#### Excerpted records
○ ○ ○

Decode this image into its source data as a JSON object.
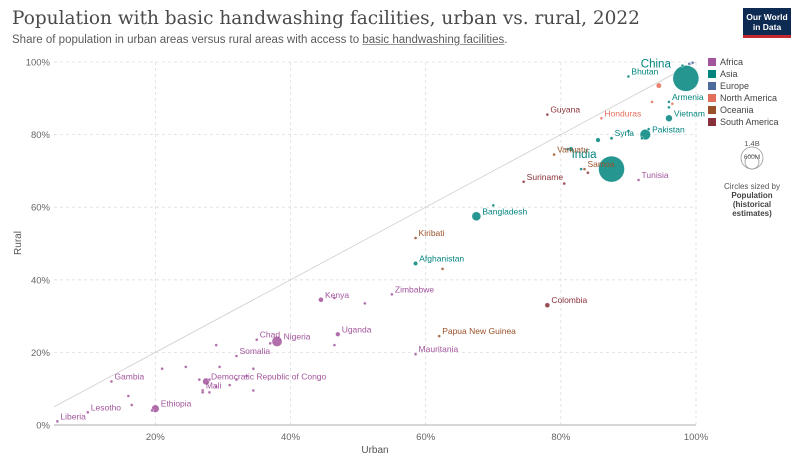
{
  "header": {
    "title": "Population with basic handwashing facilities, urban vs. rural, 2022",
    "subtitle_text": "Share of population in urban areas versus rural areas with access to ",
    "subtitle_link": "basic handwashing facilities",
    "subtitle_end": ".",
    "logo_line1": "Our World",
    "logo_line2": "in Data"
  },
  "legend": {
    "items": [
      {
        "label": "Africa",
        "color": "#a2559c"
      },
      {
        "label": "Asia",
        "color": "#00847e"
      },
      {
        "label": "Europe",
        "color": "#4c6a9c"
      },
      {
        "label": "North America",
        "color": "#e56e5a"
      },
      {
        "label": "Oceania",
        "color": "#9a5129"
      },
      {
        "label": "South America",
        "color": "#883039"
      }
    ]
  },
  "size_legend": {
    "large_label": "1.4B",
    "small_label": "600M",
    "note": "Circles sized by",
    "variable": "Population (historical estimates)"
  },
  "chart_data": {
    "type": "scatter",
    "title": "Population with basic handwashing facilities, urban vs. rural, 2022",
    "xlabel": "Urban",
    "ylabel": "Rural",
    "xlim": [
      5,
      100
    ],
    "ylim": [
      0,
      100
    ],
    "xticks": [
      20,
      40,
      60,
      80,
      100
    ],
    "yticks": [
      0,
      20,
      40,
      60,
      80,
      100
    ],
    "xtick_labels": [
      "20%",
      "40%",
      "60%",
      "80%",
      "100%"
    ],
    "ytick_labels": [
      "0%",
      "20%",
      "40%",
      "60%",
      "80%",
      "100%"
    ],
    "grid": true,
    "reference_line": "y = x",
    "legend_position": "right",
    "points": [
      {
        "label": "China",
        "x": 98.5,
        "y": 95.5,
        "pop": 1420,
        "region": "Asia",
        "labeled": true
      },
      {
        "label": "India",
        "x": 87.5,
        "y": 70.5,
        "pop": 1420,
        "region": "Asia",
        "labeled": true
      },
      {
        "label": "Bhutan",
        "x": 90,
        "y": 96,
        "pop": 0.8,
        "region": "Asia",
        "labeled": true
      },
      {
        "label": "Armenia",
        "x": 96,
        "y": 89,
        "pop": 2.8,
        "region": "Asia",
        "labeled": true
      },
      {
        "label": "Vietnam",
        "x": 96,
        "y": 84.5,
        "pop": 98,
        "region": "Asia",
        "labeled": true
      },
      {
        "label": "Pakistan",
        "x": 92.5,
        "y": 80,
        "pop": 235,
        "region": "Asia",
        "labeled": true
      },
      {
        "label": "Syria",
        "x": 87.5,
        "y": 79,
        "pop": 22,
        "region": "Asia",
        "labeled": true
      },
      {
        "label": "Bangladesh",
        "x": 67.5,
        "y": 57.5,
        "pop": 170,
        "region": "Asia",
        "labeled": true
      },
      {
        "label": "Afghanistan",
        "x": 58.5,
        "y": 44.5,
        "pop": 41,
        "region": "Asia",
        "labeled": true
      },
      {
        "label": "Honduras",
        "x": 86,
        "y": 84.5,
        "pop": 10,
        "region": "North America",
        "labeled": true
      },
      {
        "label": "Guyana",
        "x": 78,
        "y": 85.5,
        "pop": 0.8,
        "region": "South America",
        "labeled": true
      },
      {
        "label": "Suriname",
        "x": 74.5,
        "y": 67,
        "pop": 0.6,
        "region": "South America",
        "labeled": true
      },
      {
        "label": "Colombia",
        "x": 78,
        "y": 33,
        "pop": 52,
        "region": "South America",
        "labeled": true
      },
      {
        "label": "Vanuatu",
        "x": 79,
        "y": 74.5,
        "pop": 0.3,
        "region": "Oceania",
        "labeled": true
      },
      {
        "label": "Kiribati",
        "x": 58.5,
        "y": 51.5,
        "pop": 0.13,
        "region": "Oceania",
        "labeled": true
      },
      {
        "label": "Papua New Guinea",
        "x": 62,
        "y": 24.5,
        "pop": 10,
        "region": "Oceania",
        "labeled": true
      },
      {
        "label": "Samoa",
        "x": 83.5,
        "y": 70.5,
        "pop": 0.2,
        "region": "Oceania",
        "labeled": true
      },
      {
        "label": "Tunisia",
        "x": 91.5,
        "y": 67.5,
        "pop": 12,
        "region": "Africa",
        "labeled": true
      },
      {
        "label": "Zimbabwe",
        "x": 55,
        "y": 36,
        "pop": 16,
        "region": "Africa",
        "labeled": true
      },
      {
        "label": "Kenya",
        "x": 44.5,
        "y": 34.5,
        "pop": 54,
        "region": "Africa",
        "labeled": true
      },
      {
        "label": "Uganda",
        "x": 47,
        "y": 25,
        "pop": 47,
        "region": "Africa",
        "labeled": true
      },
      {
        "label": "Mauritania",
        "x": 58.5,
        "y": 19.5,
        "pop": 4.7,
        "region": "Africa",
        "labeled": true
      },
      {
        "label": "Chad",
        "x": 35,
        "y": 23.5,
        "pop": 18,
        "region": "Africa",
        "labeled": true
      },
      {
        "label": "Nigeria",
        "x": 38,
        "y": 23,
        "pop": 218,
        "region": "Africa",
        "labeled": true
      },
      {
        "label": "Somalia",
        "x": 32,
        "y": 19,
        "pop": 17.6,
        "region": "Africa",
        "labeled": true
      },
      {
        "label": "Democratic Republic of Congo",
        "x": 27.5,
        "y": 12,
        "pop": 99,
        "region": "Africa",
        "labeled": true
      },
      {
        "label": "Mali",
        "x": 27,
        "y": 9.5,
        "pop": 22.6,
        "region": "Africa",
        "labeled": true
      },
      {
        "label": "Gambia",
        "x": 13.5,
        "y": 12,
        "pop": 2.7,
        "region": "Africa",
        "labeled": true
      },
      {
        "label": "Lesotho",
        "x": 10,
        "y": 3.5,
        "pop": 2.3,
        "region": "Africa",
        "labeled": true
      },
      {
        "label": "Liberia",
        "x": 5.5,
        "y": 1,
        "pop": 5.3,
        "region": "Africa",
        "labeled": true
      },
      {
        "label": "Ethiopia",
        "x": 20,
        "y": 4.5,
        "pop": 123,
        "region": "Africa",
        "labeled": true
      },
      {
        "label": "",
        "x": 99.5,
        "y": 99.8,
        "pop": 5,
        "region": "Europe",
        "labeled": false
      },
      {
        "label": "",
        "x": 99,
        "y": 99.5,
        "pop": 3,
        "region": "Europe",
        "labeled": false
      },
      {
        "label": "",
        "x": 98,
        "y": 99,
        "pop": 2,
        "region": "Asia",
        "labeled": false
      },
      {
        "label": "",
        "x": 94.5,
        "y": 93.5,
        "pop": 60,
        "region": "North America",
        "labeled": false
      },
      {
        "label": "",
        "x": 93.5,
        "y": 89,
        "pop": 1,
        "region": "North America",
        "labeled": false
      },
      {
        "label": "",
        "x": 96.5,
        "y": 88.5,
        "pop": 3,
        "region": "North America",
        "labeled": false
      },
      {
        "label": "",
        "x": 96,
        "y": 87.5,
        "pop": 1,
        "region": "Asia",
        "labeled": false
      },
      {
        "label": "",
        "x": 93,
        "y": 81.5,
        "pop": 8,
        "region": "Asia",
        "labeled": false
      },
      {
        "label": "",
        "x": 90,
        "y": 81,
        "pop": 3,
        "region": "Asia",
        "labeled": false
      },
      {
        "label": "",
        "x": 92,
        "y": 79,
        "pop": 5,
        "region": "Asia",
        "labeled": false
      },
      {
        "label": "",
        "x": 85.5,
        "y": 78.5,
        "pop": 45,
        "region": "Asia",
        "labeled": false
      },
      {
        "label": "",
        "x": 81,
        "y": 76,
        "pop": 3,
        "region": "Asia",
        "labeled": false
      },
      {
        "label": "",
        "x": 81.5,
        "y": 76,
        "pop": 45,
        "region": "Asia",
        "labeled": false
      },
      {
        "label": "",
        "x": 83,
        "y": 70.5,
        "pop": 10,
        "region": "Asia",
        "labeled": false
      },
      {
        "label": "",
        "x": 84,
        "y": 69.5,
        "pop": 3,
        "region": "South America",
        "labeled": false
      },
      {
        "label": "",
        "x": 80.5,
        "y": 66.5,
        "pop": 0.6,
        "region": "South America",
        "labeled": false
      },
      {
        "label": "",
        "x": 70,
        "y": 60.5,
        "pop": 6,
        "region": "Asia",
        "labeled": false
      },
      {
        "label": "",
        "x": 62.5,
        "y": 43,
        "pop": 0.3,
        "region": "Oceania",
        "labeled": false
      },
      {
        "label": "",
        "x": 51,
        "y": 33.5,
        "pop": 0.5,
        "region": "Africa",
        "labeled": false
      },
      {
        "label": "",
        "x": 46.5,
        "y": 35,
        "pop": 0.5,
        "region": "Africa",
        "labeled": false
      },
      {
        "label": "",
        "x": 37,
        "y": 22.5,
        "pop": 10,
        "region": "Africa",
        "labeled": false
      },
      {
        "label": "",
        "x": 46.5,
        "y": 22,
        "pop": 12,
        "region": "Africa",
        "labeled": false
      },
      {
        "label": "",
        "x": 29,
        "y": 22,
        "pop": 2,
        "region": "Africa",
        "labeled": false
      },
      {
        "label": "",
        "x": 24.5,
        "y": 16,
        "pop": 1,
        "region": "Africa",
        "labeled": false
      },
      {
        "label": "",
        "x": 21,
        "y": 15.5,
        "pop": 1,
        "region": "Africa",
        "labeled": false
      },
      {
        "label": "",
        "x": 29.5,
        "y": 16,
        "pop": 1,
        "region": "Africa",
        "labeled": false
      },
      {
        "label": "",
        "x": 33.5,
        "y": 13.5,
        "pop": 3,
        "region": "Africa",
        "labeled": false
      },
      {
        "label": "",
        "x": 34.5,
        "y": 15.5,
        "pop": 6,
        "region": "Africa",
        "labeled": false
      },
      {
        "label": "",
        "x": 32,
        "y": 12.5,
        "pop": 1,
        "region": "Africa",
        "labeled": false
      },
      {
        "label": "",
        "x": 28,
        "y": 12.5,
        "pop": 14,
        "region": "Africa",
        "labeled": false
      },
      {
        "label": "",
        "x": 26.5,
        "y": 12.5,
        "pop": 10,
        "region": "Africa",
        "labeled": false
      },
      {
        "label": "",
        "x": 29,
        "y": 10.5,
        "pop": 3,
        "region": "Africa",
        "labeled": false
      },
      {
        "label": "",
        "x": 31,
        "y": 11,
        "pop": 12,
        "region": "Africa",
        "labeled": false
      },
      {
        "label": "",
        "x": 34.5,
        "y": 9.5,
        "pop": 4,
        "region": "Africa",
        "labeled": false
      },
      {
        "label": "",
        "x": 27,
        "y": 9,
        "pop": 6,
        "region": "Africa",
        "labeled": false
      },
      {
        "label": "",
        "x": 28,
        "y": 9,
        "pop": 2,
        "region": "Africa",
        "labeled": false
      },
      {
        "label": "",
        "x": 16,
        "y": 8,
        "pop": 1,
        "region": "Africa",
        "labeled": false
      },
      {
        "label": "",
        "x": 16.5,
        "y": 5.5,
        "pop": 2,
        "region": "Africa",
        "labeled": false
      },
      {
        "label": "",
        "x": 19.5,
        "y": 4,
        "pop": 1,
        "region": "Africa",
        "labeled": false
      }
    ]
  }
}
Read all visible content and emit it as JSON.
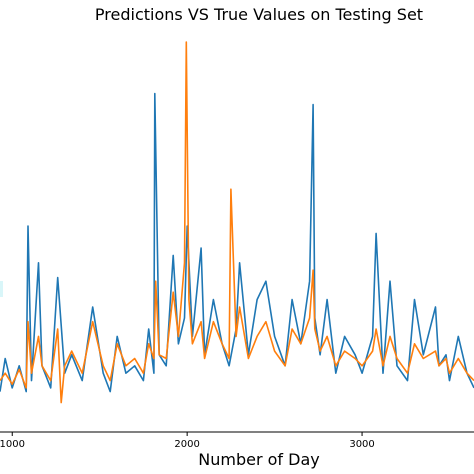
{
  "chart_data": {
    "type": "line",
    "title": "Predictions VS True Values on Testing Set",
    "xlabel": "Number of Day",
    "ylabel": "",
    "xlim": [
      930,
      3640
    ],
    "ylim": [
      0,
      1
    ],
    "x_ticks": [
      {
        "value": 1000,
        "label": "1000"
      },
      {
        "value": 2000,
        "label": "2000"
      },
      {
        "value": 3000,
        "label": "3000"
      }
    ],
    "grid": false,
    "colors": {
      "true": "#1f77b4",
      "pred": "#ff7f0e",
      "axis": "#000000",
      "clip": "#d9f6f9"
    },
    "series": [
      {
        "color": "#1f77b4",
        "x": [
          930,
          960,
          1000,
          1040,
          1080,
          1090,
          1110,
          1150,
          1170,
          1220,
          1260,
          1300,
          1340,
          1400,
          1460,
          1520,
          1560,
          1600,
          1650,
          1700,
          1750,
          1780,
          1810,
          1815,
          1840,
          1880,
          1920,
          1950,
          1985,
          2000,
          2030,
          2080,
          2100,
          2150,
          2200,
          2240,
          2280,
          2300,
          2350,
          2400,
          2450,
          2500,
          2560,
          2600,
          2650,
          2700,
          2720,
          2730,
          2760,
          2800,
          2850,
          2900,
          2960,
          3000,
          3060,
          3080,
          3120,
          3160,
          3200,
          3260,
          3300,
          3350,
          3420,
          3440,
          3480,
          3500,
          3550,
          3600,
          3640
        ],
        "y": [
          0.05,
          0.14,
          0.06,
          0.12,
          0.05,
          0.5,
          0.08,
          0.4,
          0.12,
          0.06,
          0.36,
          0.1,
          0.15,
          0.08,
          0.28,
          0.1,
          0.05,
          0.2,
          0.1,
          0.12,
          0.08,
          0.22,
          0.1,
          0.86,
          0.15,
          0.12,
          0.42,
          0.18,
          0.25,
          0.5,
          0.2,
          0.44,
          0.15,
          0.3,
          0.18,
          0.12,
          0.22,
          0.4,
          0.15,
          0.3,
          0.35,
          0.2,
          0.12,
          0.3,
          0.18,
          0.35,
          0.83,
          0.25,
          0.15,
          0.3,
          0.1,
          0.2,
          0.15,
          0.1,
          0.2,
          0.48,
          0.1,
          0.35,
          0.12,
          0.08,
          0.3,
          0.15,
          0.28,
          0.12,
          0.15,
          0.08,
          0.2,
          0.1,
          0.06
        ]
      },
      {
        "color": "#ff7f0e",
        "x": [
          930,
          960,
          1000,
          1040,
          1080,
          1090,
          1110,
          1150,
          1170,
          1220,
          1260,
          1280,
          1300,
          1340,
          1400,
          1460,
          1520,
          1560,
          1600,
          1650,
          1700,
          1750,
          1780,
          1810,
          1820,
          1840,
          1880,
          1920,
          1950,
          1985,
          1995,
          2010,
          2030,
          2080,
          2100,
          2150,
          2200,
          2240,
          2250,
          2280,
          2300,
          2350,
          2400,
          2450,
          2500,
          2560,
          2600,
          2650,
          2700,
          2720,
          2730,
          2760,
          2800,
          2850,
          2900,
          2960,
          3000,
          3060,
          3080,
          3120,
          3160,
          3200,
          3260,
          3300,
          3350,
          3420,
          3440,
          3480,
          3500,
          3550,
          3600,
          3640
        ],
        "y": [
          0.08,
          0.1,
          0.07,
          0.11,
          0.06,
          0.24,
          0.1,
          0.2,
          0.12,
          0.08,
          0.22,
          0.02,
          0.12,
          0.16,
          0.1,
          0.24,
          0.12,
          0.08,
          0.18,
          0.12,
          0.14,
          0.1,
          0.18,
          0.14,
          0.35,
          0.15,
          0.14,
          0.32,
          0.2,
          0.4,
          1.0,
          0.3,
          0.18,
          0.24,
          0.14,
          0.24,
          0.18,
          0.14,
          0.6,
          0.2,
          0.28,
          0.14,
          0.2,
          0.24,
          0.16,
          0.12,
          0.22,
          0.18,
          0.25,
          0.38,
          0.22,
          0.16,
          0.2,
          0.12,
          0.16,
          0.14,
          0.12,
          0.16,
          0.22,
          0.12,
          0.2,
          0.14,
          0.1,
          0.18,
          0.14,
          0.16,
          0.12,
          0.14,
          0.1,
          0.14,
          0.1,
          0.08
        ]
      }
    ]
  }
}
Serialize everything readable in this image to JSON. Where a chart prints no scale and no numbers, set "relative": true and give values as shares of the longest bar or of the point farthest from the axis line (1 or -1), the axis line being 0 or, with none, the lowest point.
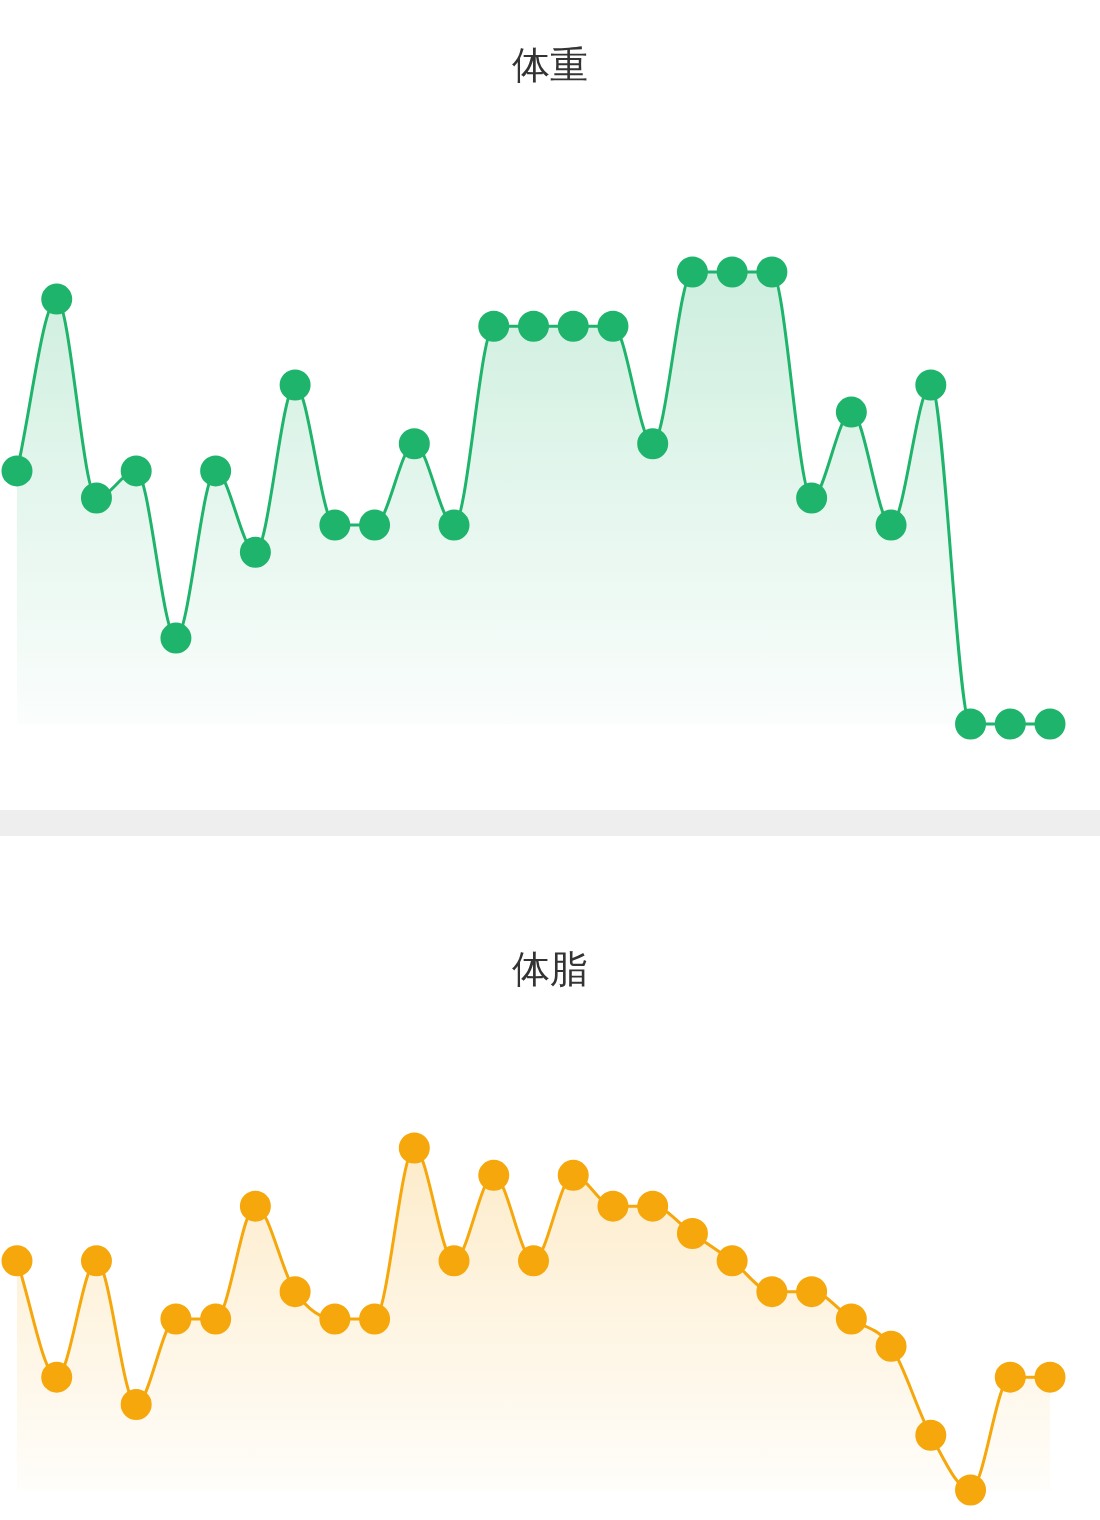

○ ○ ○

#### Goal
Where a line in the entries holds "image", copy that line.

#### Answer for the task
Decode this image into its source data as a JSON object.
Serialize everything readable in this image to JSON. Where a chart prints no scale and no numbers, set "relative": true and give values as shares of the longest bar or of the point farthest from the axis line (1 or -1), the axis line being 0 or, with none, the lowest point.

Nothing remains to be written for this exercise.